Description of the task
Reproduce the entire listing word for word.

Exercise material
━━━━

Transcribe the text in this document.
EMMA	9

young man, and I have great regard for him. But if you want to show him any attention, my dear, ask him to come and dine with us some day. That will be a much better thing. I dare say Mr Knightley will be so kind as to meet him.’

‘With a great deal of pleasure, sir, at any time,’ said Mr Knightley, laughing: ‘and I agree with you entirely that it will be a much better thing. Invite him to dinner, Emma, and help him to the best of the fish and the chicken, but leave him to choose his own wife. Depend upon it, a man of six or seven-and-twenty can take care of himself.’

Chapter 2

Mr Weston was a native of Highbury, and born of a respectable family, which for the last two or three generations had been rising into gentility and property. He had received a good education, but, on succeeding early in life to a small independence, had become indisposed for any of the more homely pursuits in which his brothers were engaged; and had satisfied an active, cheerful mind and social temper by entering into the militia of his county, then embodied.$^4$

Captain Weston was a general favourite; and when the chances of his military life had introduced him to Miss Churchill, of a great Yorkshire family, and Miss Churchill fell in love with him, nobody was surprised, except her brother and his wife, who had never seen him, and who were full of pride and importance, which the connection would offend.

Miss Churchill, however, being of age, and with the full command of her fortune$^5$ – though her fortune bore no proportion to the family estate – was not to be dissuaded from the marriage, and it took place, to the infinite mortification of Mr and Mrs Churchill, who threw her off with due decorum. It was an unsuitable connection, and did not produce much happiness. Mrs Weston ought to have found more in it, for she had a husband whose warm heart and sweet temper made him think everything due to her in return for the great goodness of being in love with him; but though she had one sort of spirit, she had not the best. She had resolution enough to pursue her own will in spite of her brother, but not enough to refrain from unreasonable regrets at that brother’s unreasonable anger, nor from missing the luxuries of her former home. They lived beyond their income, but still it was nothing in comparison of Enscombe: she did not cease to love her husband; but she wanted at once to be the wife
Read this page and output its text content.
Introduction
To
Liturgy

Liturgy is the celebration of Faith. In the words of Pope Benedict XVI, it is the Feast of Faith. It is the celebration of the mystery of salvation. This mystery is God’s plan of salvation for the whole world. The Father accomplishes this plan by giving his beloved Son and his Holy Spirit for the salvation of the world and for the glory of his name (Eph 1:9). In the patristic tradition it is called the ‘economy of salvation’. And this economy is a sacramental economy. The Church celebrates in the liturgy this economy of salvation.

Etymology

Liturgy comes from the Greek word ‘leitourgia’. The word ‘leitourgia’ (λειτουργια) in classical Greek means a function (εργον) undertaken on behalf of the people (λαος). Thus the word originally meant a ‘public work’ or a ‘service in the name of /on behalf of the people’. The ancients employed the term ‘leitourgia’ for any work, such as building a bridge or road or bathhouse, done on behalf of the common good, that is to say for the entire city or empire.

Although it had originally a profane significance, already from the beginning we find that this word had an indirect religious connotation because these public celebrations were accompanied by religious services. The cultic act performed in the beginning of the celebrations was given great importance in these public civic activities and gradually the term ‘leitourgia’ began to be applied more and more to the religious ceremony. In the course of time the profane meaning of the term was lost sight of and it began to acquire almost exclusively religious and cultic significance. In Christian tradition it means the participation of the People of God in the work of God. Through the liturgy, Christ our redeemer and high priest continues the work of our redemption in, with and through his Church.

━━━━

Problem solution
Transcribe the text in this document.
EMMA	9

young man, and I have great regard for him. But if you want to show him any attention, my dear, ask him to come and dine with us some day. That will be a much better thing. I dare say Mr Knightley will be so kind as to meet him.’

‘With a great deal of pleasure, sir, at any time,’ said Mr Knightley, laughing: ‘and I agree with you entirely that it will be a much better thing. Invite him to dinner, Emma, and help him to the best of the fish and the chicken, but leave him to choose his own wife. Depend upon it, a man of six or seven-and-twenty can take care of himself.’

Chapter 2

Mr Weston was a native of Highbury, and born of a respectable family, which for the last two or three generations had been rising into gentility and property. He had received a good education, but, on succeeding early in life to a small independence, had become indisposed for any of the more homely pursuits in which his brothers were engaged; and had satisfied an active, cheerful mind and social temper by entering into the militia of his county, then embodied.$^4$

Captain Weston was a general favourite; and when the chances of his military life had introduced him to Miss Churchill, of a great Yorkshire family, and Miss Churchill fell in love with him, nobody was surprised, except her brother and his wife, who had never seen him, and who were full of pride and importance, which the connection would offend.

Miss Churchill, however, being of age, and with the full command of her fortune$^5$ – though her fortune bore no proportion to the family estate – was not to be dissuaded from the marriage, and it took place, to the infinite mortification of Mr and Mrs Churchill, who threw her off with due decorum. It was an unsuitable connection, and did not produce much happiness. Mrs Weston ought to have found more in it, for she had a husband whose warm heart and sweet temper made him think everything due to her in return for the great goodness of being in love with him; but though she had one sort of spirit, she had not the best. She had resolution enough to pursue her own will in spite of her brother, but not enough to refrain from unreasonable regrets at that brother’s unreasonable anger, nor from missing the luxuries of her former home. They lived beyond their income, but still it was nothing in comparison of Enscombe: she did not cease to love her husband; but she wanted at once to be the wife
Read this page and output its text content.
Introduction
To
Liturgy

Liturgy is the celebration of Faith. In the words of Pope Benedict XVI, it is the Feast of Faith. It is the celebration of the mystery of salvation. This mystery is God’s plan of salvation for the whole world. The Father accomplishes this plan by giving his beloved Son and his Holy Spirit for the salvation of the world and for the glory of his name (Eph 1:9). In the patristic tradition it is called the ‘economy of salvation’. And this economy is a sacramental economy. The Church celebrates in the liturgy this economy of salvation.

Etymology

Liturgy comes from the Greek word ‘leitourgia’. The word ‘leitourgia’ (λειτουργια) in classical Greek means a function (εργον) undertaken on behalf of the people (λαος). Thus the word originally meant a ‘public work’ or a ‘service in the name of /on behalf of the people’. The ancients employed the term ‘leitourgia’ for any work, such as building a bridge or road or bathhouse, done on behalf of the common good, that is to say for the entire city or empire.

Although it had originally a profane significance, already from the beginning we find that this word had an indirect religious connotation because these public celebrations were accompanied by religious services. The cultic act performed in the beginning of the celebrations was given great importance in these public civic activities and gradually the term ‘leitourgia’ began to be applied more and more to the religious ceremony. In the course of time the profane meaning of the term was lost sight of and it began to acquire almost exclusively religious and cultic significance. In Christian tradition it means the participation of the People of God in the work of God. Through the liturgy, Christ our redeemer and high priest continues the work of our redemption in, with and through his Church.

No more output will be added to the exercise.